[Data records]
────────────────────────────────────────

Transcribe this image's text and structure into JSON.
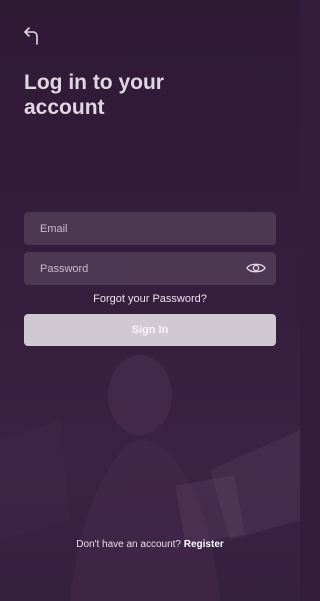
{
  "title": "Log in to your account",
  "form": {
    "email_placeholder": "Email",
    "email_value": "",
    "password_placeholder": "Password",
    "password_value": "",
    "forgot_label": "Forgot your Password?",
    "signin_label": "Sign In"
  },
  "footer": {
    "prompt": "Don't have an account?",
    "register_label": "Register"
  },
  "icons": {
    "back": "back-arrow-icon",
    "show_password": "eye-icon"
  },
  "colors": {
    "background": "#341d3c",
    "title": "#e1d7e3",
    "button": "#d0c9d3"
  }
}
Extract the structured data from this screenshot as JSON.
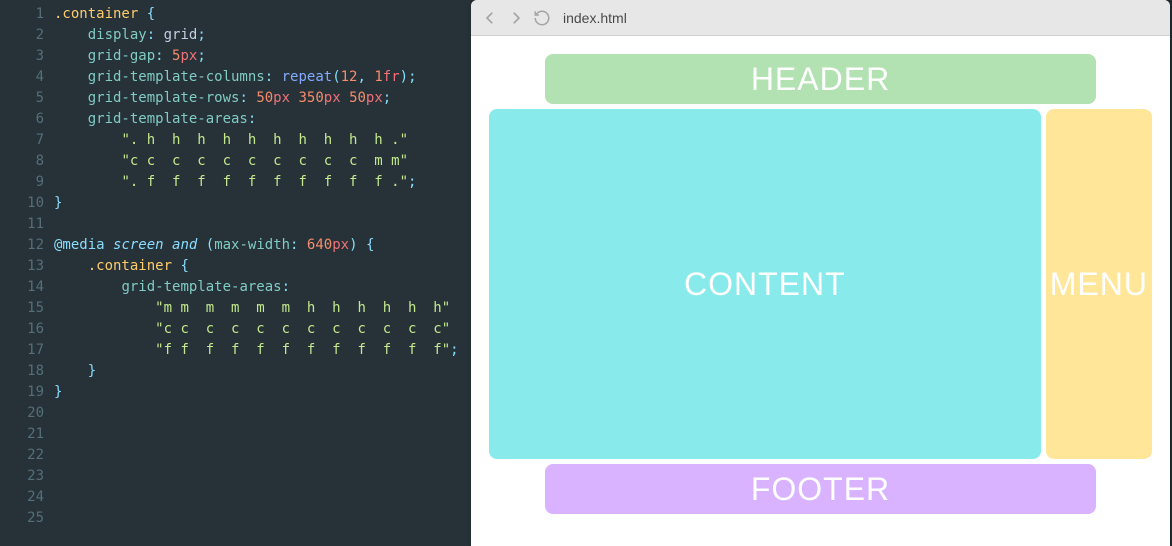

────────────────────────────────────────

Reproduce each record above by retyping it exactly; omit all images.

Exercise solution »
Transcribe this image's text and structure into JSON.
{
  "title": "Log in to your account",
  "form": {
    "email_placeholder": "Email",
    "email_value": "",
    "password_placeholder": "Password",
    "password_value": "",
    "forgot_label": "Forgot your Password?",
    "signin_label": "Sign In"
  },
  "footer": {
    "prompt": "Don't have an account?",
    "register_label": "Register"
  },
  "icons": {
    "back": "back-arrow-icon",
    "show_password": "eye-icon"
  },
  "colors": {
    "background": "#341d3c",
    "title": "#e1d7e3",
    "button": "#d0c9d3"
  }
}
Extract the structured data from this screenshot as JSON.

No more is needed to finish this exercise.